Data records

----

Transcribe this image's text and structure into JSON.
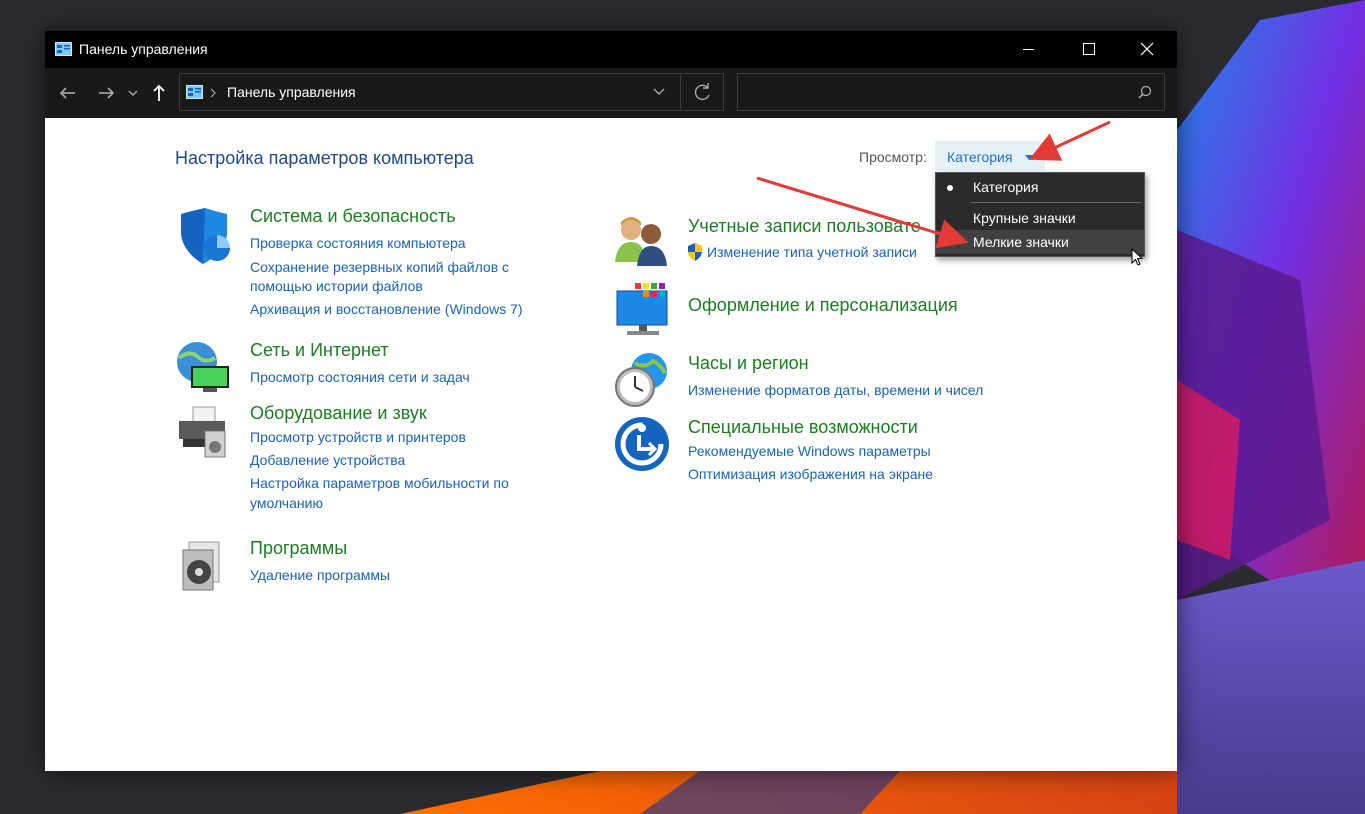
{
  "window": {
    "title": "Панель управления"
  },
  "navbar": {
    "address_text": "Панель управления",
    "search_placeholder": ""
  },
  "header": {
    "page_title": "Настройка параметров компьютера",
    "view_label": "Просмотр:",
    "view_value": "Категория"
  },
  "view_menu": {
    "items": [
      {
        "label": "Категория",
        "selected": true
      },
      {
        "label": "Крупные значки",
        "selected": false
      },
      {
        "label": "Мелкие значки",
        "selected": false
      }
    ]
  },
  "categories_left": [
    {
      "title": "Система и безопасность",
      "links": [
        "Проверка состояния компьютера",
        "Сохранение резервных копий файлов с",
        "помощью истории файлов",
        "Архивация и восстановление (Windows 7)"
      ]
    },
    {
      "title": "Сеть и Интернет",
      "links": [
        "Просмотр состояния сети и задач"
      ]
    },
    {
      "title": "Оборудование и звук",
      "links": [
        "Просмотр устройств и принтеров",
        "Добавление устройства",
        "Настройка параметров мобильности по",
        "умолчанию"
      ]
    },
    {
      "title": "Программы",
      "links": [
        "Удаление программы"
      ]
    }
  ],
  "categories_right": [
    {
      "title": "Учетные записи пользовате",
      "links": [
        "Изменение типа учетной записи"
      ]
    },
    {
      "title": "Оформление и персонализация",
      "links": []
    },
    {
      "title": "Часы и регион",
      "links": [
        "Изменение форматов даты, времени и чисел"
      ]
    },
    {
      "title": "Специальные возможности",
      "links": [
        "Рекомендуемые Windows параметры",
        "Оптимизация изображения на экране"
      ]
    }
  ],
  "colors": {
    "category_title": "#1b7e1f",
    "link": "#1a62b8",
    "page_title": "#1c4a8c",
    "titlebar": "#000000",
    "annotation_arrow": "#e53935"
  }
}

----

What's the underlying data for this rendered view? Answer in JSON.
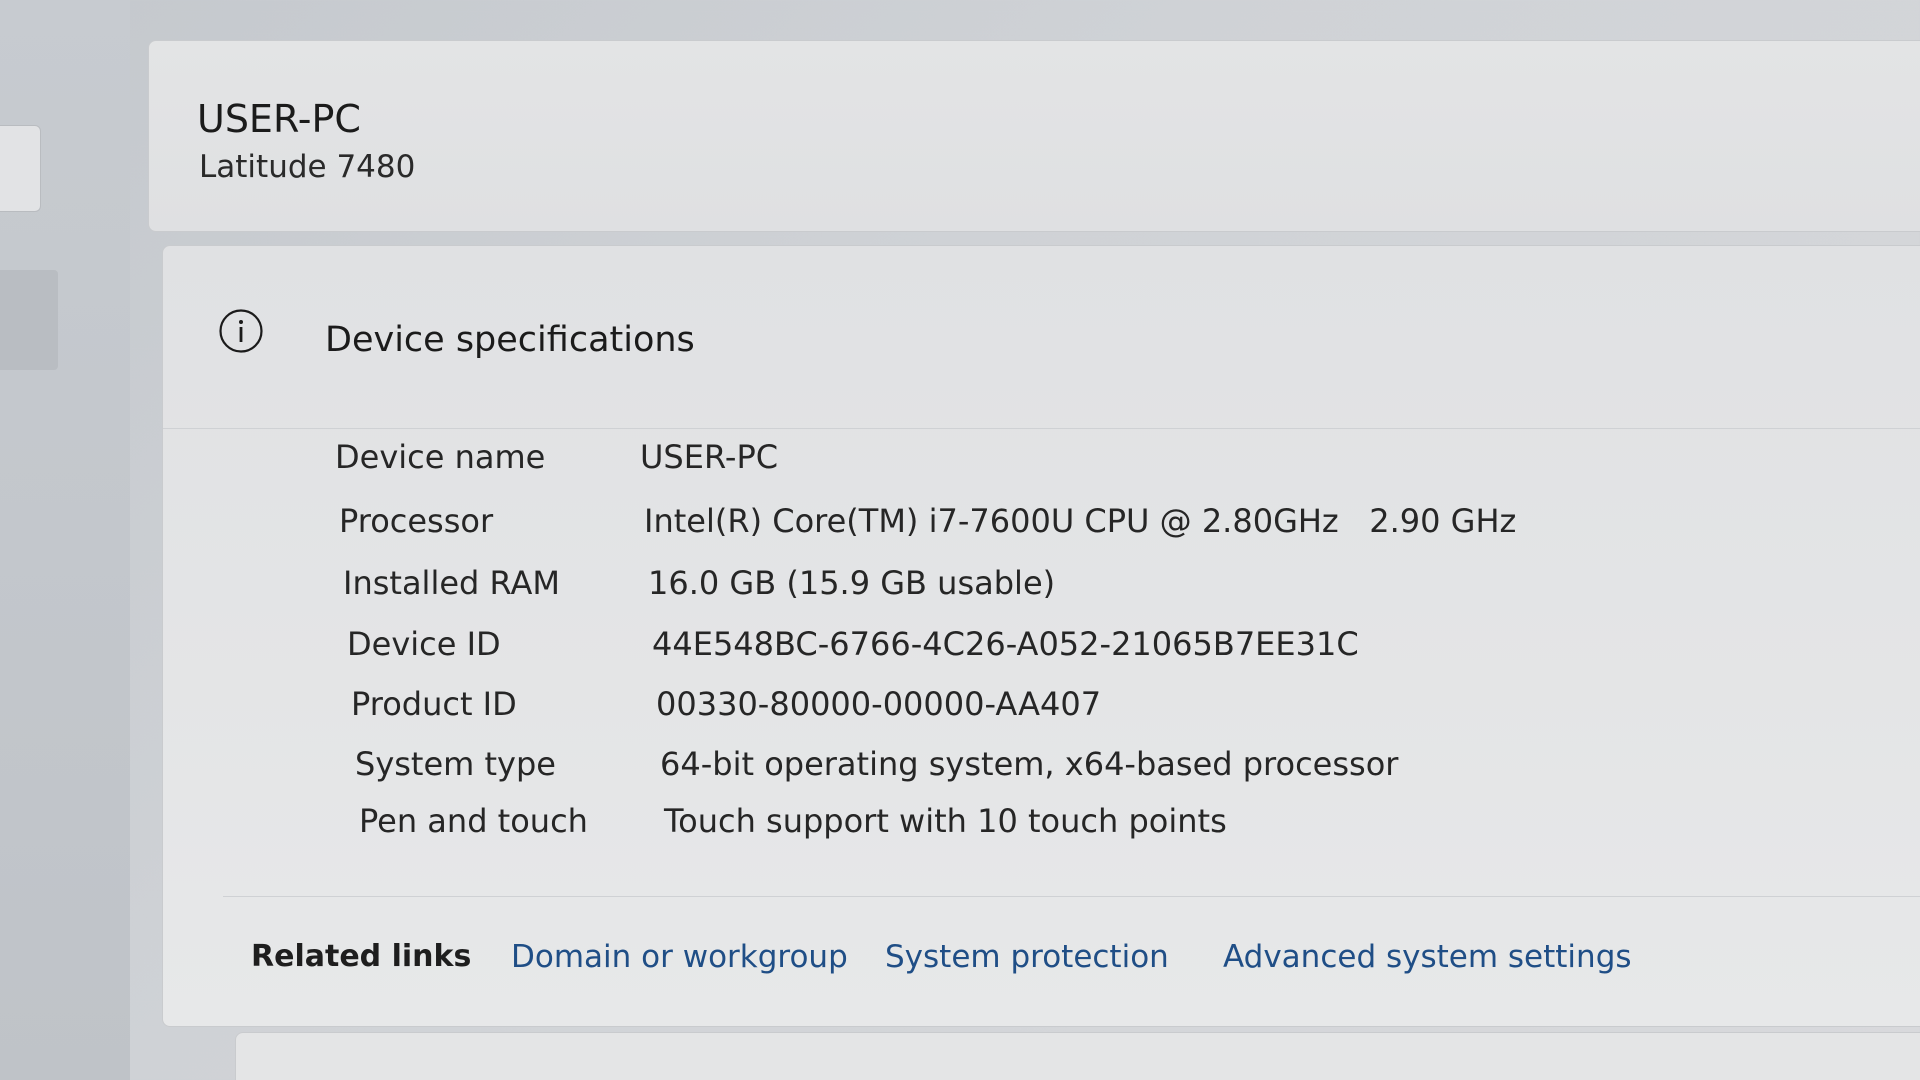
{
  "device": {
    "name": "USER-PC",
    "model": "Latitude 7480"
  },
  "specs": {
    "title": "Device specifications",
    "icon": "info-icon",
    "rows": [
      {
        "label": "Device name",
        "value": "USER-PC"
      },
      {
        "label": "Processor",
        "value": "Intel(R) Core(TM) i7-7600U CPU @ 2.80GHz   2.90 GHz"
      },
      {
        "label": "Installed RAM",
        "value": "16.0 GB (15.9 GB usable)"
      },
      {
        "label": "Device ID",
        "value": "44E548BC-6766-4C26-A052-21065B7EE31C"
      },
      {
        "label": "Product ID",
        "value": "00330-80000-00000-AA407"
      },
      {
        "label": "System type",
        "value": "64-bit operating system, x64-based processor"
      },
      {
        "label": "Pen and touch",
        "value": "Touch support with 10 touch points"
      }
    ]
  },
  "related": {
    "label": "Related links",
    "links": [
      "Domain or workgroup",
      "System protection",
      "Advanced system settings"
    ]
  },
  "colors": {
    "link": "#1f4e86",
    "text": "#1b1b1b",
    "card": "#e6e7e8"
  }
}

----

EXERCISE INSTRUCTIONS
Pull out all lines from the entries above in which the word "Панель" appears.

EXERCISE OUTPUT
    "title": "Панель управления"
    "address_text": "Панель управления",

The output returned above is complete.